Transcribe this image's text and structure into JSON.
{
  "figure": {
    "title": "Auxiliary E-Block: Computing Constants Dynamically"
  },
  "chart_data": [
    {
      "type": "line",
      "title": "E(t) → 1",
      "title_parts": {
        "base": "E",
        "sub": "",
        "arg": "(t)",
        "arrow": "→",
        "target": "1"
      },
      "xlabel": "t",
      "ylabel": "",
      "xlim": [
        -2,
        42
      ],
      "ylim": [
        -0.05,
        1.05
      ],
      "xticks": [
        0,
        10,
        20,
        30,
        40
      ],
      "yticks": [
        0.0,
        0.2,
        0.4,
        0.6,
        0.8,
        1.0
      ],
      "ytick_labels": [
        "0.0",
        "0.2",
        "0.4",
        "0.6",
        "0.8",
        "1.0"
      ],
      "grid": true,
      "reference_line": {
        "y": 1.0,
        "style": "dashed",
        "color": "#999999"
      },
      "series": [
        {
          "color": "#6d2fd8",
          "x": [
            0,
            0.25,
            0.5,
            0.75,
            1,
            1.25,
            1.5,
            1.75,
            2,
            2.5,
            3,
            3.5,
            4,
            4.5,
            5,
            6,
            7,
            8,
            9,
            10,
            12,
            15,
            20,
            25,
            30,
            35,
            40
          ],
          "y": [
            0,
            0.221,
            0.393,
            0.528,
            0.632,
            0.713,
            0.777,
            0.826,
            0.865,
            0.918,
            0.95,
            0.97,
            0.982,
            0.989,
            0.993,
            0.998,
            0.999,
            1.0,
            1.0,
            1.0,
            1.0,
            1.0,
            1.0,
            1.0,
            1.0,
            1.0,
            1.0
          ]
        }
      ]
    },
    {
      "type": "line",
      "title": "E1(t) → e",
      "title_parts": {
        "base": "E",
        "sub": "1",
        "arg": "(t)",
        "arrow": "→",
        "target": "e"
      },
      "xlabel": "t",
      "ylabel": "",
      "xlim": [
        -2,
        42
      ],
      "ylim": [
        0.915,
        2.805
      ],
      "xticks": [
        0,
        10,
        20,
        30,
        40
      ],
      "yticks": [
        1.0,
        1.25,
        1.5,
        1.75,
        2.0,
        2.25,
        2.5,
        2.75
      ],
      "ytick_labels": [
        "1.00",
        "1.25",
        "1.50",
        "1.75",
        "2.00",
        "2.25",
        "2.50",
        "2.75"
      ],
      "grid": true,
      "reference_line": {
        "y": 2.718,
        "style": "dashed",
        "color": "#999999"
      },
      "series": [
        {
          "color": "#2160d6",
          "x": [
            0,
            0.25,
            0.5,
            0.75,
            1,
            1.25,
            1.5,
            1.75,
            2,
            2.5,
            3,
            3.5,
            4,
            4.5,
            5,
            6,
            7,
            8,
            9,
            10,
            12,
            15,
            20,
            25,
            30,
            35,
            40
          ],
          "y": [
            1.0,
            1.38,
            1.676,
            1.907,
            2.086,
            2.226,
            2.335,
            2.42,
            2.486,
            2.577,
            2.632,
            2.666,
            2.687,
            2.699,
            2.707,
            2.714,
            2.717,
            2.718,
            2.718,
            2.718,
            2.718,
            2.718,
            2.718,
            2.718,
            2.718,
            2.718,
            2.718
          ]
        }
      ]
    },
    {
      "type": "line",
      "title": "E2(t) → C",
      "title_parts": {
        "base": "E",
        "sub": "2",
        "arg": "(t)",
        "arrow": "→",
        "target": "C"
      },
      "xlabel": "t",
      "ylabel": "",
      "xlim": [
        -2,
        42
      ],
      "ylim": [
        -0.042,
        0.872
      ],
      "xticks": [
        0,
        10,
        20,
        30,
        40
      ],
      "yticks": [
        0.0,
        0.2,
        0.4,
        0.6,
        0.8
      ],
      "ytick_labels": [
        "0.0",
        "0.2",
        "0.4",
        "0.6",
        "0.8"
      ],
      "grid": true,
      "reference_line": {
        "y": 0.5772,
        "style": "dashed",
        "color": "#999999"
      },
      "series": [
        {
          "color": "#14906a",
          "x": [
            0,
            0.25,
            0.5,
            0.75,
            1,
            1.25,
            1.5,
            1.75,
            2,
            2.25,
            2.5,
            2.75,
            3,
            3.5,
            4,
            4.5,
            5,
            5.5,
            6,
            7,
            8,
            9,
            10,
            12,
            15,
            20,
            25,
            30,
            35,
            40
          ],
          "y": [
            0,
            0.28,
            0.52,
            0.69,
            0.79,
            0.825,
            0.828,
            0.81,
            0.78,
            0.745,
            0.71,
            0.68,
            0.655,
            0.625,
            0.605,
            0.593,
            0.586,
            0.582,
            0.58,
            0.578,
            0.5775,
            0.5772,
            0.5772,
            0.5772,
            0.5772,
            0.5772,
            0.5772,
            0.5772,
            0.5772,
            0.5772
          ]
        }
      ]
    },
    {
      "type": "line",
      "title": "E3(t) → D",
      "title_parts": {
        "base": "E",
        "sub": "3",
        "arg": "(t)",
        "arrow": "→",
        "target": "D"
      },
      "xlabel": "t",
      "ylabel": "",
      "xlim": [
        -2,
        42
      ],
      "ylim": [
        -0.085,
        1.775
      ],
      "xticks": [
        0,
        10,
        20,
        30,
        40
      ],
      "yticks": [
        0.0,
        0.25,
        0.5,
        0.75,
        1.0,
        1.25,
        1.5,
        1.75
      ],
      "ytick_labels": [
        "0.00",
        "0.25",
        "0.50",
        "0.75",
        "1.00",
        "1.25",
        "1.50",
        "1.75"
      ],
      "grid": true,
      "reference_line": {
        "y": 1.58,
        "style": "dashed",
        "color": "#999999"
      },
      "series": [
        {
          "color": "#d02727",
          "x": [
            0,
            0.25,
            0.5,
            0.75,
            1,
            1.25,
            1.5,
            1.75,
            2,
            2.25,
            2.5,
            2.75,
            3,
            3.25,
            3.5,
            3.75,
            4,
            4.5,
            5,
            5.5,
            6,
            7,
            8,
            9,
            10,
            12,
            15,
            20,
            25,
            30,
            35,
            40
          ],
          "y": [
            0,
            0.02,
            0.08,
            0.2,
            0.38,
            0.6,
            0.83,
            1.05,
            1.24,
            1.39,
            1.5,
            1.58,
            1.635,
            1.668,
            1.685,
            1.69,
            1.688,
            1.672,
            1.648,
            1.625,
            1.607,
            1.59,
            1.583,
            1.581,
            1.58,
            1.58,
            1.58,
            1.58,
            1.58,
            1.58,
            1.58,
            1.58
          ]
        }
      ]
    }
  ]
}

What this task involves: Reproduce the complete set of lines precisely as supplied.

Result of the task:
Transcribe this image's text and structure into JSON.
{
  "figure": {
    "title": "Auxiliary E-Block: Computing Constants Dynamically"
  },
  "chart_data": [
    {
      "type": "line",
      "title": "E(t) → 1",
      "title_parts": {
        "base": "E",
        "sub": "",
        "arg": "(t)",
        "arrow": "→",
        "target": "1"
      },
      "xlabel": "t",
      "ylabel": "",
      "xlim": [
        -2,
        42
      ],
      "ylim": [
        -0.05,
        1.05
      ],
      "xticks": [
        0,
        10,
        20,
        30,
        40
      ],
      "yticks": [
        0.0,
        0.2,
        0.4,
        0.6,
        0.8,
        1.0
      ],
      "ytick_labels": [
        "0.0",
        "0.2",
        "0.4",
        "0.6",
        "0.8",
        "1.0"
      ],
      "grid": true,
      "reference_line": {
        "y": 1.0,
        "style": "dashed",
        "color": "#999999"
      },
      "series": [
        {
          "color": "#6d2fd8",
          "x": [
            0,
            0.25,
            0.5,
            0.75,
            1,
            1.25,
            1.5,
            1.75,
            2,
            2.5,
            3,
            3.5,
            4,
            4.5,
            5,
            6,
            7,
            8,
            9,
            10,
            12,
            15,
            20,
            25,
            30,
            35,
            40
          ],
          "y": [
            0,
            0.221,
            0.393,
            0.528,
            0.632,
            0.713,
            0.777,
            0.826,
            0.865,
            0.918,
            0.95,
            0.97,
            0.982,
            0.989,
            0.993,
            0.998,
            0.999,
            1.0,
            1.0,
            1.0,
            1.0,
            1.0,
            1.0,
            1.0,
            1.0,
            1.0,
            1.0
          ]
        }
      ]
    },
    {
      "type": "line",
      "title": "E1(t) → e",
      "title_parts": {
        "base": "E",
        "sub": "1",
        "arg": "(t)",
        "arrow": "→",
        "target": "e"
      },
      "xlabel": "t",
      "ylabel": "",
      "xlim": [
        -2,
        42
      ],
      "ylim": [
        0.915,
        2.805
      ],
      "xticks": [
        0,
        10,
        20,
        30,
        40
      ],
      "yticks": [
        1.0,
        1.25,
        1.5,
        1.75,
        2.0,
        2.25,
        2.5,
        2.75
      ],
      "ytick_labels": [
        "1.00",
        "1.25",
        "1.50",
        "1.75",
        "2.00",
        "2.25",
        "2.50",
        "2.75"
      ],
      "grid": true,
      "reference_line": {
        "y": 2.718,
        "style": "dashed",
        "color": "#999999"
      },
      "series": [
        {
          "color": "#2160d6",
          "x": [
            0,
            0.25,
            0.5,
            0.75,
            1,
            1.25,
            1.5,
            1.75,
            2,
            2.5,
            3,
            3.5,
            4,
            4.5,
            5,
            6,
            7,
            8,
            9,
            10,
            12,
            15,
            20,
            25,
            30,
            35,
            40
          ],
          "y": [
            1.0,
            1.38,
            1.676,
            1.907,
            2.086,
            2.226,
            2.335,
            2.42,
            2.486,
            2.577,
            2.632,
            2.666,
            2.687,
            2.699,
            2.707,
            2.714,
            2.717,
            2.718,
            2.718,
            2.718,
            2.718,
            2.718,
            2.718,
            2.718,
            2.718,
            2.718,
            2.718
          ]
        }
      ]
    },
    {
      "type": "line",
      "title": "E2(t) → C",
      "title_parts": {
        "base": "E",
        "sub": "2",
        "arg": "(t)",
        "arrow": "→",
        "target": "C"
      },
      "xlabel": "t",
      "ylabel": "",
      "xlim": [
        -2,
        42
      ],
      "ylim": [
        -0.042,
        0.872
      ],
      "xticks": [
        0,
        10,
        20,
        30,
        40
      ],
      "yticks": [
        0.0,
        0.2,
        0.4,
        0.6,
        0.8
      ],
      "ytick_labels": [
        "0.0",
        "0.2",
        "0.4",
        "0.6",
        "0.8"
      ],
      "grid": true,
      "reference_line": {
        "y": 0.5772,
        "style": "dashed",
        "color": "#999999"
      },
      "series": [
        {
          "color": "#14906a",
          "x": [
            0,
            0.25,
            0.5,
            0.75,
            1,
            1.25,
            1.5,
            1.75,
            2,
            2.25,
            2.5,
            2.75,
            3,
            3.5,
            4,
            4.5,
            5,
            5.5,
            6,
            7,
            8,
            9,
            10,
            12,
            15,
            20,
            25,
            30,
            35,
            40
          ],
          "y": [
            0,
            0.28,
            0.52,
            0.69,
            0.79,
            0.825,
            0.828,
            0.81,
            0.78,
            0.745,
            0.71,
            0.68,
            0.655,
            0.625,
            0.605,
            0.593,
            0.586,
            0.582,
            0.58,
            0.578,
            0.5775,
            0.5772,
            0.5772,
            0.5772,
            0.5772,
            0.5772,
            0.5772,
            0.5772,
            0.5772,
            0.5772
          ]
        }
      ]
    },
    {
      "type": "line",
      "title": "E3(t) → D",
      "title_parts": {
        "base": "E",
        "sub": "3",
        "arg": "(t)",
        "arrow": "→",
        "target": "D"
      },
      "xlabel": "t",
      "ylabel": "",
      "xlim": [
        -2,
        42
      ],
      "ylim": [
        -0.085,
        1.775
      ],
      "xticks": [
        0,
        10,
        20,
        30,
        40
      ],
      "yticks": [
        0.0,
        0.25,
        0.5,
        0.75,
        1.0,
        1.25,
        1.5,
        1.75
      ],
      "ytick_labels": [
        "0.00",
        "0.25",
        "0.50",
        "0.75",
        "1.00",
        "1.25",
        "1.50",
        "1.75"
      ],
      "grid": true,
      "reference_line": {
        "y": 1.58,
        "style": "dashed",
        "color": "#999999"
      },
      "series": [
        {
          "color": "#d02727",
          "x": [
            0,
            0.25,
            0.5,
            0.75,
            1,
            1.25,
            1.5,
            1.75,
            2,
            2.25,
            2.5,
            2.75,
            3,
            3.25,
            3.5,
            3.75,
            4,
            4.5,
            5,
            5.5,
            6,
            7,
            8,
            9,
            10,
            12,
            15,
            20,
            25,
            30,
            35,
            40
          ],
          "y": [
            0,
            0.02,
            0.08,
            0.2,
            0.38,
            0.6,
            0.83,
            1.05,
            1.24,
            1.39,
            1.5,
            1.58,
            1.635,
            1.668,
            1.685,
            1.69,
            1.688,
            1.672,
            1.648,
            1.625,
            1.607,
            1.59,
            1.583,
            1.581,
            1.58,
            1.58,
            1.58,
            1.58,
            1.58,
            1.58,
            1.58,
            1.58
          ]
        }
      ]
    }
  ]
}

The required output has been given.